What is being asked:
The entries below should be output exactly as written.
--- Records ---
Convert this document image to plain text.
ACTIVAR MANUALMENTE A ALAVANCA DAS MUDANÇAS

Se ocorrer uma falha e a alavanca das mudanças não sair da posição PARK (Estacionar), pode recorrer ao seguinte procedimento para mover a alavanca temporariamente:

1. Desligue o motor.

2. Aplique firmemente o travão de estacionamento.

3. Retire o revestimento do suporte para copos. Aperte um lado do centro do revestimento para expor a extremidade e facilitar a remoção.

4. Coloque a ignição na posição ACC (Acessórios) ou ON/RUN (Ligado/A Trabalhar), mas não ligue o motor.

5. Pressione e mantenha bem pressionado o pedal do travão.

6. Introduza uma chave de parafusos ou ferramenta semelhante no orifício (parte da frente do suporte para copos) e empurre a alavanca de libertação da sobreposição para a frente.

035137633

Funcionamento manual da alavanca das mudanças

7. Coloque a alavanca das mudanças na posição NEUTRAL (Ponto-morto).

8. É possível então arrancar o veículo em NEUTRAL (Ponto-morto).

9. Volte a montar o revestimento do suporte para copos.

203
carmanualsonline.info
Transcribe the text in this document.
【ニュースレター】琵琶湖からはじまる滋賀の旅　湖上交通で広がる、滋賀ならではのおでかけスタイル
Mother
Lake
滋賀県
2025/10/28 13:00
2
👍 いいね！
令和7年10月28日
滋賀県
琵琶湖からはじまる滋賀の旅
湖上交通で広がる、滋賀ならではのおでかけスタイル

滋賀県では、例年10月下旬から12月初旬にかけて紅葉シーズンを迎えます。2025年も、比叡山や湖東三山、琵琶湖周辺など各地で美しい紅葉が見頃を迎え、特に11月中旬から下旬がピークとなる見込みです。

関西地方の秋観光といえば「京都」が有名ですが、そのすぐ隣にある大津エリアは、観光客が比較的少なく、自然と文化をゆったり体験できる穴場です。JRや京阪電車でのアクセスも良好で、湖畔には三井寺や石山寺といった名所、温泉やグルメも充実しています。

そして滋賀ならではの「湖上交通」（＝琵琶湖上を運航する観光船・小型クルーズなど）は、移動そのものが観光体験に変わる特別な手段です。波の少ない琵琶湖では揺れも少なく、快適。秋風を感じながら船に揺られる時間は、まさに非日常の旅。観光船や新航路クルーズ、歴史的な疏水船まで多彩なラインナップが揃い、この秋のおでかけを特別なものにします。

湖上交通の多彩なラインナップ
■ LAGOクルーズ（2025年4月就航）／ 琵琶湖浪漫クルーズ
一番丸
---
Right answer:
Convert this document image to plain text.
ACTIVAR MANUALMENTE A ALAVANCA DAS MUDANÇAS

Se ocorrer uma falha e a alavanca das mudanças não sair da posição PARK (Estacionar), pode recorrer ao seguinte procedimento para mover a alavanca temporariamente:

1. Desligue o motor.

2. Aplique firmemente o travão de estacionamento.

3. Retire o revestimento do suporte para copos. Aperte um lado do centro do revestimento para expor a extremidade e facilitar a remoção.

4. Coloque a ignição na posição ACC (Acessórios) ou ON/RUN (Ligado/A Trabalhar), mas não ligue o motor.

5. Pressione e mantenha bem pressionado o pedal do travão.

6. Introduza uma chave de parafusos ou ferramenta semelhante no orifício (parte da frente do suporte para copos) e empurre a alavanca de libertação da sobreposição para a frente.

035137633

Funcionamento manual da alavanca das mudanças

7. Coloque a alavanca das mudanças na posição NEUTRAL (Ponto-morto).

8. É possível então arrancar o veículo em NEUTRAL (Ponto-morto).

9. Volte a montar o revestimento do suporte para copos.

203
carmanualsonline.info
Transcribe the text in this document.
【ニュースレター】琵琶湖からはじまる滋賀の旅　湖上交通で広がる、滋賀ならではのおでかけスタイル
Mother
Lake
滋賀県
2025/10/28 13:00
2
👍 いいね！
令和7年10月28日
滋賀県
琵琶湖からはじまる滋賀の旅
湖上交通で広がる、滋賀ならではのおでかけスタイル

滋賀県では、例年10月下旬から12月初旬にかけて紅葉シーズンを迎えます。2025年も、比叡山や湖東三山、琵琶湖周辺など各地で美しい紅葉が見頃を迎え、特に11月中旬から下旬がピークとなる見込みです。

関西地方の秋観光といえば「京都」が有名ですが、そのすぐ隣にある大津エリアは、観光客が比較的少なく、自然と文化をゆったり体験できる穴場です。JRや京阪電車でのアクセスも良好で、湖畔には三井寺や石山寺といった名所、温泉やグルメも充実しています。

そして滋賀ならではの「湖上交通」（＝琵琶湖上を運航する観光船・小型クルーズなど）は、移動そのものが観光体験に変わる特別な手段です。波の少ない琵琶湖では揺れも少なく、快適。秋風を感じながら船に揺られる時間は、まさに非日常の旅。観光船や新航路クルーズ、歴史的な疏水船まで多彩なラインナップが揃い、この秋のおでかけを特別なものにします。

湖上交通の多彩なラインナップ
■ LAGOクルーズ（2025年4月就航）／ 琵琶湖浪漫クルーズ
一番丸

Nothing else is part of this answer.